## WHAT YOU SHOULD DO
Show all lines from the listing below that contain "variety".

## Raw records
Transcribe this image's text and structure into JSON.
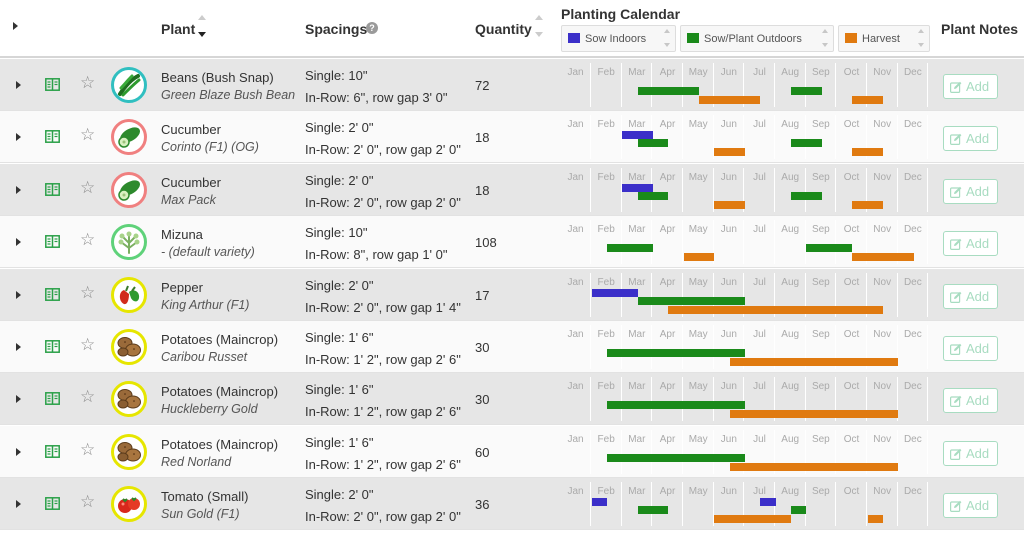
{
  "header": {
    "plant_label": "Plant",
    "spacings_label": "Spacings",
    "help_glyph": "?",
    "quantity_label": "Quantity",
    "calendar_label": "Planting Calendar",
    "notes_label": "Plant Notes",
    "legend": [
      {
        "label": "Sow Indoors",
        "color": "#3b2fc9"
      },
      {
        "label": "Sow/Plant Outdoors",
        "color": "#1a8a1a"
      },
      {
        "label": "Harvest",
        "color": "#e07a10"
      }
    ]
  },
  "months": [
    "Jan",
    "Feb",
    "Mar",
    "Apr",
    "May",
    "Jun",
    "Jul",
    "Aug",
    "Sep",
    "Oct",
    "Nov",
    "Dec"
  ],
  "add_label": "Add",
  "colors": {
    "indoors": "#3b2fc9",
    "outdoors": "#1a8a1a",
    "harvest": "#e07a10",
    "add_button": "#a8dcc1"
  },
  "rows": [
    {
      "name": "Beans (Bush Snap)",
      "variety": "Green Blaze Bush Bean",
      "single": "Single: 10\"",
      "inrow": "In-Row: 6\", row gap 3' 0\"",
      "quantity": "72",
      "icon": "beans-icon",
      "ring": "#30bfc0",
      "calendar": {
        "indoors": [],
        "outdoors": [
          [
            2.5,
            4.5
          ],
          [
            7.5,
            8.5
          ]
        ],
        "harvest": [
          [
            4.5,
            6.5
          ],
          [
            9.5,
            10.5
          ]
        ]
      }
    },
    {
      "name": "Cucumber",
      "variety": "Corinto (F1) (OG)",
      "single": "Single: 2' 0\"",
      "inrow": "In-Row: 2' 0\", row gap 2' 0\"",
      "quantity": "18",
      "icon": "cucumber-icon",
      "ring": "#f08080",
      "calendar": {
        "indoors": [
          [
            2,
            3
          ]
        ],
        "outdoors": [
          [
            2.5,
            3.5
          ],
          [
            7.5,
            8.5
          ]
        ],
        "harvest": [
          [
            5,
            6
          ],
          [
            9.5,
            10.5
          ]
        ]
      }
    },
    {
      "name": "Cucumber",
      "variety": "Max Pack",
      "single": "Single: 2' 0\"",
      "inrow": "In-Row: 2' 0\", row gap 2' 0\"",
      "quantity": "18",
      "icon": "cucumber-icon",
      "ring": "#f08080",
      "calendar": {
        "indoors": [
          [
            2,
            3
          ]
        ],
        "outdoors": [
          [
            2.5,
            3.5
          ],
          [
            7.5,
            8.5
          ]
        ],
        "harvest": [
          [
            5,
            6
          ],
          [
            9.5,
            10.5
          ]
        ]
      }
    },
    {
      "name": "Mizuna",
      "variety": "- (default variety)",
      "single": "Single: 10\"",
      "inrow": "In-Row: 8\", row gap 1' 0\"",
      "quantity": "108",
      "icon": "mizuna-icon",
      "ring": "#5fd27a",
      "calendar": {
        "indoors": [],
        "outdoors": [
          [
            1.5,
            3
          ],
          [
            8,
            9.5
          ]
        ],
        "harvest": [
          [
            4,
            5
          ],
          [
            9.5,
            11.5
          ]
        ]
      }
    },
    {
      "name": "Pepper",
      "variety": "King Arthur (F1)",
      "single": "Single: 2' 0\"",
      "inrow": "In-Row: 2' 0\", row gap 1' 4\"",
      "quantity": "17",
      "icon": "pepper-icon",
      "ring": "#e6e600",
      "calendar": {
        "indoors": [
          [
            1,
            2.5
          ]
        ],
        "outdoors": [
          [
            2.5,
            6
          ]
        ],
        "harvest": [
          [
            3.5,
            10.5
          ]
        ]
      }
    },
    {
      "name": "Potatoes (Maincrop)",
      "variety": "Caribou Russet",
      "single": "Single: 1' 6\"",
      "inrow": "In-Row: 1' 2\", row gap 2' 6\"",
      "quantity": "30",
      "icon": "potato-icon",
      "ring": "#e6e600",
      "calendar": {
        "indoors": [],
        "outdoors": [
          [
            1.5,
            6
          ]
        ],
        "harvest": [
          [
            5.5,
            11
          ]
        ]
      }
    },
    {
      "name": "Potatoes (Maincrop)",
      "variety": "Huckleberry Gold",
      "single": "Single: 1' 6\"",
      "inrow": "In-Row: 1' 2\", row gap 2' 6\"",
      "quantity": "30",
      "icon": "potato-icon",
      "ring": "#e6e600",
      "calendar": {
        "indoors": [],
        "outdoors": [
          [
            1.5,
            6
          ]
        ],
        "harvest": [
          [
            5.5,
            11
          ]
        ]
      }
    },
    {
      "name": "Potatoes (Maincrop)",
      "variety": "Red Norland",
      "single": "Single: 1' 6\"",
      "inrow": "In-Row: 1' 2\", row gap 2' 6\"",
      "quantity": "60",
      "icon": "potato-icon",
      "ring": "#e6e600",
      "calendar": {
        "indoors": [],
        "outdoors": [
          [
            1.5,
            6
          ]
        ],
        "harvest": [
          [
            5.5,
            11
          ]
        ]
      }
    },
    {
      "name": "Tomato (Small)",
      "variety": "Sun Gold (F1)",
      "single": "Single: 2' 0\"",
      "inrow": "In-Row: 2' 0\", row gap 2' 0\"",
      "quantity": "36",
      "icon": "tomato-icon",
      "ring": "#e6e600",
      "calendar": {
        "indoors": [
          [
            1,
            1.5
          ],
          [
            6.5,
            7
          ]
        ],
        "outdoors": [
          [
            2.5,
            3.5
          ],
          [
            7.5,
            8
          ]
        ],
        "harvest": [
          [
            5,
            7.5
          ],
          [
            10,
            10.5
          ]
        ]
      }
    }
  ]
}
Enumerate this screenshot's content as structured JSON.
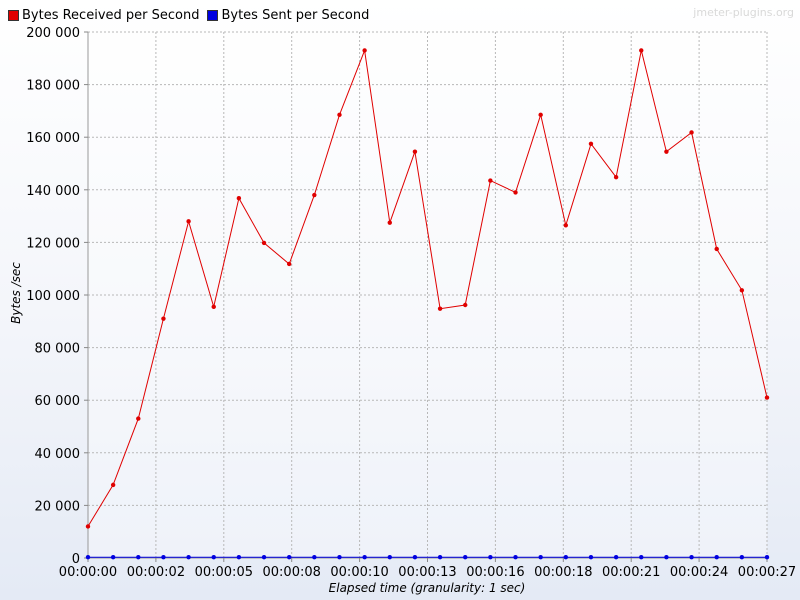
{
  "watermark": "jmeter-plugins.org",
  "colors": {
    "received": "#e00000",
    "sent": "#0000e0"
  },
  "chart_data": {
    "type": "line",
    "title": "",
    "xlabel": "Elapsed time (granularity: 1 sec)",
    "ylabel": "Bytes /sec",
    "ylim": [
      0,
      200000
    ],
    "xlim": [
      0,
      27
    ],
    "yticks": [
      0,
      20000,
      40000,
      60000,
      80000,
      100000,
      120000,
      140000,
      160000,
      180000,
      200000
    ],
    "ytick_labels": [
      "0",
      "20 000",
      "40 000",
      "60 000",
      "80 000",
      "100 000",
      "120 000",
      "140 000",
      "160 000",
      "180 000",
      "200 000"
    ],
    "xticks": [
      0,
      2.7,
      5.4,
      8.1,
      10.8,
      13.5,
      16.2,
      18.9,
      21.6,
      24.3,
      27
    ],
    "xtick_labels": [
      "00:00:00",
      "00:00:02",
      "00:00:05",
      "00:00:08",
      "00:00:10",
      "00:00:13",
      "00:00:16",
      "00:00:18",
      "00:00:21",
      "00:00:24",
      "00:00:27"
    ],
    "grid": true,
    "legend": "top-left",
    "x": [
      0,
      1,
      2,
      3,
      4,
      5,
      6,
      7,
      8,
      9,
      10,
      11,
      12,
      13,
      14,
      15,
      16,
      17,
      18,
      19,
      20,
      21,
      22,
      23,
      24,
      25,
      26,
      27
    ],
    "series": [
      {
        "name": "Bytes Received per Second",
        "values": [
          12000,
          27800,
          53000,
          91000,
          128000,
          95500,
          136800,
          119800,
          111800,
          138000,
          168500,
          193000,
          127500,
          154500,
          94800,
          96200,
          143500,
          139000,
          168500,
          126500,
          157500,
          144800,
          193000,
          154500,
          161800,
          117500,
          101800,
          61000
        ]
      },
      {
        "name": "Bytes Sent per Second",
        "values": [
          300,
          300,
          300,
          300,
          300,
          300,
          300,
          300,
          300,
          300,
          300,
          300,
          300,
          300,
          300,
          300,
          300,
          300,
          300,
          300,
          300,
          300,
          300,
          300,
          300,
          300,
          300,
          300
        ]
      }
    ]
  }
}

## ANSWER TO THE EXERCISE
      "variety": "Green Blaze Bush Bean",
      "variety": "Corinto (F1) (OG)",
      "variety": "Max Pack",
      "variety": "- (default variety)",
      "variety": "King Arthur (F1)",
      "variety": "Caribou Russet",
      "variety": "Huckleberry Gold",
      "variety": "Red Norland",
      "variety": "Sun Gold (F1)",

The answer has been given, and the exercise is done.